### INFORMATION SUPPLIED
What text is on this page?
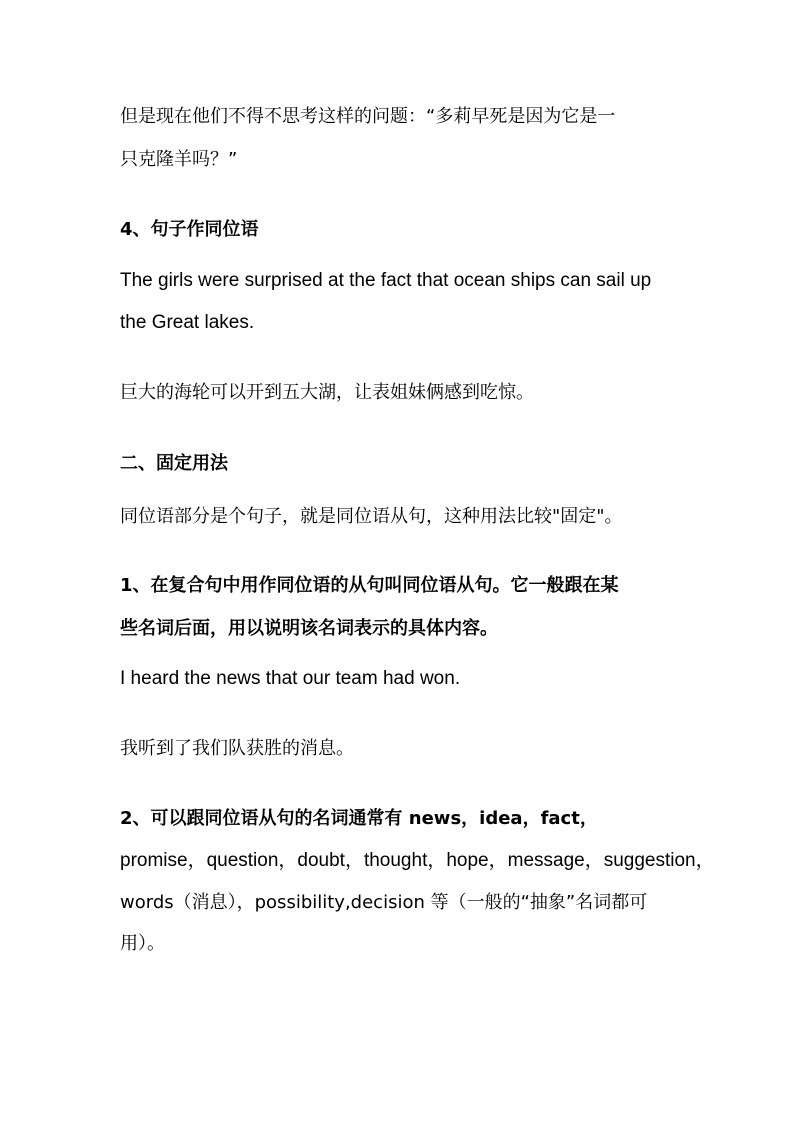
但是现在他们不得不思考这样的问题：“多莉早死是因为它是一
只克隆羊吗？”
4、句子作同位语
The girls were surprised at the fact that ocean ships can sail up
the Great lakes.
巨大的海轮可以开到五大湖，让表姐妹俩感到吃惊。
二、固定用法
同位语部分是个句子，就是同位语从句，这种用法比较"固定"。
1、在复合句中用作同位语的从句叫同位语从句。它一般跟在某
些名词后面，用以说明该名词表示的具体内容。
I heard the news that our team had won.
我听到了我们队获胜的消息。
2、可以跟同位语从句的名词通常有 news，idea，fact，
promise，question，doubt，thought，hope，message，suggestion，
words（消息），possibility,decision 等（一般的“抽象”名词都可
用）。
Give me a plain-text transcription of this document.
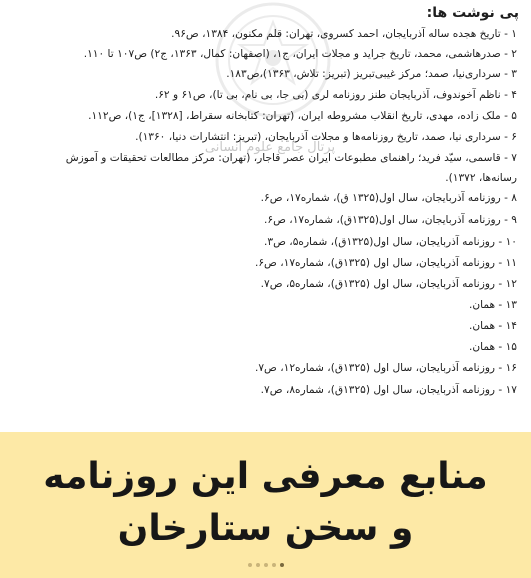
پرتال جامع علوم انسانی
پی نوشت ها:
۱ - تاریخ هجده ساله آذربایجان، احمد کسروی، تهران: قلم مکنون، ۱۳۸۴، ص۹۶.
۲ - صدرهاشمی، محمد، تاریخ جراید و مجلات ایران، ج۱، (اصفهان: کمال، ۱۳۶۳، ج۲) ص۱۰۷ تا ۱۱۰.
۳ - سرداری‌نیا، صمد؛ مرکز غیبی‌تبریز (تبریز: تلاش، ۱۳۶۳)،ص۱۸۳.
۴ - ناظم آخوندوف، آذربایجان طنز روزنامه لری (بی جا، بی نام، بی تا)، ص۶۱ و ۶۲.
۵ - ملک زاده، مهدی، تاریخ انقلاب مشروطه ایران، (تهران: کتابخانه سقراط، [۱۳۲۸]، ج۱)، ص۱۱۲.
۶ - سرداری نیا، صمد، تاریخ روزنامه‌ها و مجلات آذربایجان، (تبریز: انتشارات دنیا، ۱۳۶۰).
۷ - قاسمی، سیّد فرید؛ راهنمای مطبوعات ایران عصر قاجار، (تهران: مرکز مطالعات تحقیقات و آموزش
رسانه‌ها، ۱۳۷۲).
۸ - روزنامه آذربایجان، سال اول(۱۳۲۵ ق)، شماره۱۷، ص۶.
۹ - روزنامه آذربایجان، سال اول(۱۳۲۵ق)، شماره۱۷، ص۶.
۱۰ - روزنامه آذربایجان، سال اول(۱۳۲۵ق)، شماره۵، ص۳.
۱۱ - روزنامه آذربایجان، سال اول (۱۳۲۵ق)، شماره۱۷، ص۶.
۱۲ - روزنامه آذربایجان، سال اول (۱۳۲۵ق)، شماره۵، ص۷.
۱۳ - همان.
۱۴ - همان.
۱۵ - همان.
۱۶ - روزنامه آذربایجان، سال اول (۱۳۲۵ق)، شماره۱۲، ص۷.
۱۷ - روزنامه آذربایجان، سال اول (۱۳۲۵ق)، شماره۸، ص۷.
منابع معرفی این روزنامه
و سخن ستارخان
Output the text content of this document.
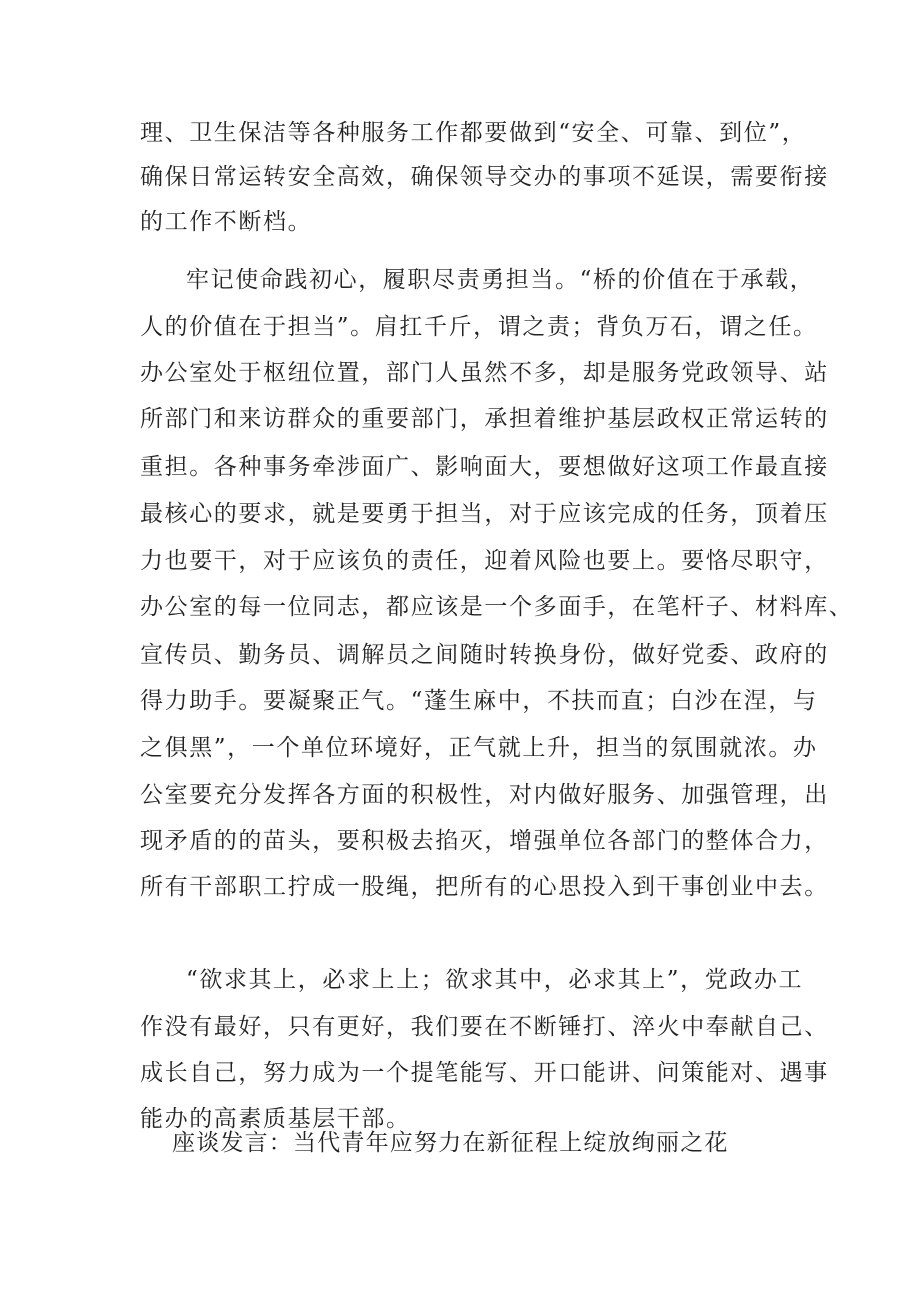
理、卫生保洁等各种服务工作都要做到“安全、可靠、到位”，
确保日常运转安全高效，确保领导交办的事项不延误，需要衔接
的工作不断档。
牢记使命践初心，履职尽责勇担当。“桥的价值在于承载，
人的价值在于担当”。肩扛千斤，谓之责；背负万石，谓之任。
办公室处于枢纽位置，部门人虽然不多，却是服务党政领导、站
所部门和来访群众的重要部门，承担着维护基层政权正常运转的
重担。各种事务牵涉面广、影响面大，要想做好这项工作最直接
最核心的要求，就是要勇于担当，对于应该完成的任务，顶着压
力也要干，对于应该负的责任，迎着风险也要上。要恪尽职守，
办公室的每一位同志，都应该是一个多面手，在笔杆子、材料库、
宣传员、勤务员、调解员之间随时转换身份，做好党委、政府的
得力助手。要凝聚正气。“蓬生麻中，不扶而直；白沙在涅，与
之俱黑”，一个单位环境好，正气就上升，担当的氛围就浓。办
公室要充分发挥各方面的积极性，对内做好服务、加强管理，出
现矛盾的的苗头，要积极去掐灭，增强单位各部门的整体合力，
所有干部职工拧成一股绳，把所有的心思投入到干事创业中去。
“欲求其上，必求上上；欲求其中，必求其上”，党政办工
作没有最好，只有更好，我们要在不断锤打、淬火中奉献自己、
成长自己，努力成为一个提笔能写、开口能讲、问策能对、遇事
能办的高素质基层干部。
座谈发言：当代青年应努力在新征程上绽放绚丽之花
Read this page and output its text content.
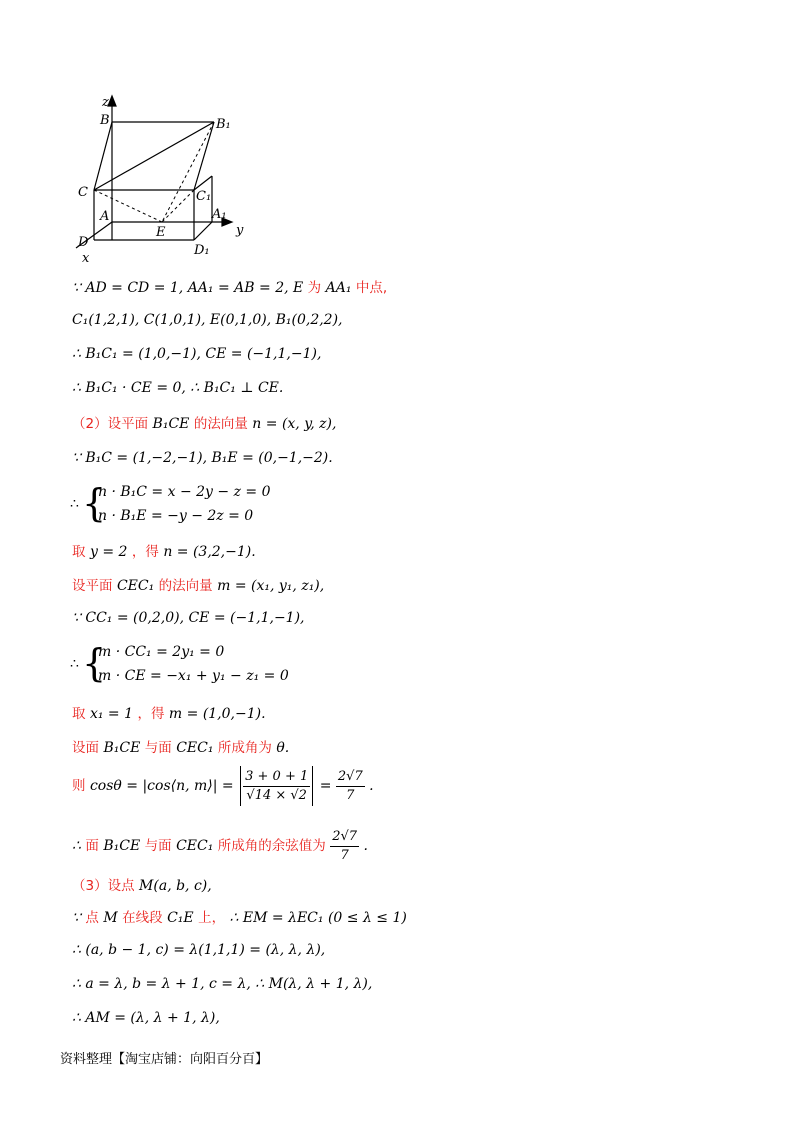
z
y
x
B	B₁
C	C₁
A	A₁
E
D
D₁
∵ AD = CD = 1, AA₁ = AB = 2, E 为 AA₁ 中点,
C₁(1,2,1), C(1,0,1), E(0,1,0), B₁(0,2,2),
∴ B₁C₁ = (1,0,−1), CE = (−1,1,−1),
∴ B₁C₁ · CE = 0, ∴ B₁C₁ ⊥ CE.
（2）设平面 B₁CE 的法向量 n = (x, y, z),
∵ B₁C = (1,−2,−1), B₁E = (0,−1,−2).
∴ {
n · B₁C = x − 2y − z = 0
n · B₁E = −y − 2z = 0
取 y = 2 ，得 n = (3,2,−1).
设平面 CEC₁ 的法向量 m = (x₁, y₁, z₁),
∵ CC₁ = (0,2,0), CE = (−1,1,−1),
∴ {
m · CC₁ = 2y₁ = 0
m · CE = −x₁ + y₁ − z₁ = 0
取 x₁ = 1 ，得 m = (1,0,−1).
设面 B₁CE 与面 CEC₁ 所成角为 θ.
则 cosθ = |cos⟨n, m⟩| = $\frac{3 + 0 + 1}{√14 \times √2} = \frac{2√7}{7}$ .
∴ 面 B₁CE 与面 CEC₁ 所成角的余弦值为 $\frac{2√7}{7}$ .
（3）设点 M(a, b, c),
∵ 点 M 在线段 C₁E 上， ∴ EM = λEC₁ (0 ≤ λ ≤ 1)
∴ (a, b − 1, c) = λ(1,1,1) = (λ, λ, λ),
∴ a = λ, b = λ + 1, c = λ, ∴ M(λ, λ + 1, λ),
∴ AM = (λ, λ + 1, λ),
资料整理【淘宝店铺：向阳百分百】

### TASK INSTRUCTIONS
Reproduce the material above in full and without alteration, but skip all pictures.

### EXPECTED ANSWER
What text is on this page?
但是现在他们不得不思考这样的问题：“多莉早死是因为它是一
只克隆羊吗？”
4、句子作同位语
The girls were surprised at the fact that ocean ships can sail up
the Great lakes.
巨大的海轮可以开到五大湖，让表姐妹俩感到吃惊。
二、固定用法
同位语部分是个句子，就是同位语从句，这种用法比较"固定"。
1、在复合句中用作同位语的从句叫同位语从句。它一般跟在某
些名词后面，用以说明该名词表示的具体内容。
I heard the news that our team had won.
我听到了我们队获胜的消息。
2、可以跟同位语从句的名词通常有 news，idea，fact，
promise，question，doubt，thought，hope，message，suggestion，
words（消息），possibility,decision 等（一般的“抽象”名词都可
用）。
Give me a plain-text transcription of this document.
پرتال جامع علوم انسانی
پی نوشت ها:
۱ - تاریخ هجده ساله آذربایجان، احمد کسروی، تهران: قلم مکنون، ۱۳۸۴، ص۹۶.
۲ - صدرهاشمی، محمد، تاریخ جراید و مجلات ایران، ج۱، (اصفهان: کمال، ۱۳۶۳، ج۲) ص۱۰۷ تا ۱۱۰.
۳ - سرداری‌نیا، صمد؛ مرکز غیبی‌تبریز (تبریز: تلاش، ۱۳۶۳)،ص۱۸۳.
۴ - ناظم آخوندوف، آذربایجان طنز روزنامه لری (بی جا، بی نام، بی تا)، ص۶۱ و ۶۲.
۵ - ملک زاده، مهدی، تاریخ انقلاب مشروطه ایران، (تهران: کتابخانه سقراط، [۱۳۲۸]، ج۱)، ص۱۱۲.
۶ - سرداری نیا، صمد، تاریخ روزنامه‌ها و مجلات آذربایجان، (تبریز: انتشارات دنیا، ۱۳۶۰).
۷ - قاسمی، سیّد فرید؛ راهنمای مطبوعات ایران عصر قاجار، (تهران: مرکز مطالعات تحقیقات و آموزش
رسانه‌ها، ۱۳۷۲).
۸ - روزنامه آذربایجان، سال اول(۱۳۲۵ ق)، شماره۱۷، ص۶.
۹ - روزنامه آذربایجان، سال اول(۱۳۲۵ق)، شماره۱۷، ص۶.
۱۰ - روزنامه آذربایجان، سال اول(۱۳۲۵ق)، شماره۵، ص۳.
۱۱ - روزنامه آذربایجان، سال اول (۱۳۲۵ق)، شماره۱۷، ص۶.
۱۲ - روزنامه آذربایجان، سال اول (۱۳۲۵ق)، شماره۵، ص۷.
۱۳ - همان.
۱۴ - همان.
۱۵ - همان.
۱۶ - روزنامه آذربایجان، سال اول (۱۳۲۵ق)، شماره۱۲، ص۷.
۱۷ - روزنامه آذربایجان، سال اول (۱۳۲۵ق)، شماره۸، ص۷.
منابع معرفی این روزنامه
و سخن ستارخان
Output the text content of this document.
理、卫生保洁等各种服务工作都要做到“安全、可靠、到位”，
确保日常运转安全高效，确保领导交办的事项不延误，需要衔接
的工作不断档。
牢记使命践初心，履职尽责勇担当。“桥的价值在于承载，
人的价值在于担当”。肩扛千斤，谓之责；背负万石，谓之任。
办公室处于枢纽位置，部门人虽然不多，却是服务党政领导、站
所部门和来访群众的重要部门，承担着维护基层政权正常运转的
重担。各种事务牵涉面广、影响面大，要想做好这项工作最直接
最核心的要求，就是要勇于担当，对于应该完成的任务，顶着压
力也要干，对于应该负的责任，迎着风险也要上。要恪尽职守，
办公室的每一位同志，都应该是一个多面手，在笔杆子、材料库、
宣传员、勤务员、调解员之间随时转换身份，做好党委、政府的
得力助手。要凝聚正气。“蓬生麻中，不扶而直；白沙在涅，与
之俱黑”，一个单位环境好，正气就上升，担当的氛围就浓。办
公室要充分发挥各方面的积极性，对内做好服务、加强管理，出
现矛盾的的苗头，要积极去掐灭，增强单位各部门的整体合力，
所有干部职工拧成一股绳，把所有的心思投入到干事创业中去。
“欲求其上，必求上上；欲求其中，必求其上”，党政办工
作没有最好，只有更好，我们要在不断锤打、淬火中奉献自己、
成长自己，努力成为一个提笔能写、开口能讲、问策能对、遇事
能办的高素质基层干部。
座谈发言：当代青年应努力在新征程上绽放绚丽之花
Read this page and output its text content.
z
y
x
B	B₁
C	C₁
A	A₁
E
D
D₁
∵ AD = CD = 1, AA₁ = AB = 2, E 为 AA₁ 中点,
C₁(1,2,1), C(1,0,1), E(0,1,0), B₁(0,2,2),
∴ B₁C₁ = (1,0,−1), CE = (−1,1,−1),
∴ B₁C₁ · CE = 0, ∴ B₁C₁ ⊥ CE.
（2）设平面 B₁CE 的法向量 n = (x, y, z),
∵ B₁C = (1,−2,−1), B₁E = (0,−1,−2).
∴ {
n · B₁C = x − 2y − z = 0
n · B₁E = −y − 2z = 0
取 y = 2 ，得 n = (3,2,−1).
设平面 CEC₁ 的法向量 m = (x₁, y₁, z₁),
∵ CC₁ = (0,2,0), CE = (−1,1,−1),
∴ {
m · CC₁ = 2y₁ = 0
m · CE = −x₁ + y₁ − z₁ = 0
取 x₁ = 1 ，得 m = (1,0,−1).
设面 B₁CE 与面 CEC₁ 所成角为 θ.
则 cosθ = |cos⟨n, m⟩| = $\frac{3 + 0 + 1}{√14 \times √2} = \frac{2√7}{7}$ .
∴ 面 B₁CE 与面 CEC₁ 所成角的余弦值为 $\frac{2√7}{7}$ .
（3）设点 M(a, b, c),
∵ 点 M 在线段 C₁E 上， ∴ EM = λEC₁ (0 ≤ λ ≤ 1)
∴ (a, b − 1, c) = λ(1,1,1) = (λ, λ, λ),
∴ a = λ, b = λ + 1, c = λ, ∴ M(λ, λ + 1, λ),
∴ AM = (λ, λ + 1, λ),
资料整理【淘宝店铺：向阳百分百】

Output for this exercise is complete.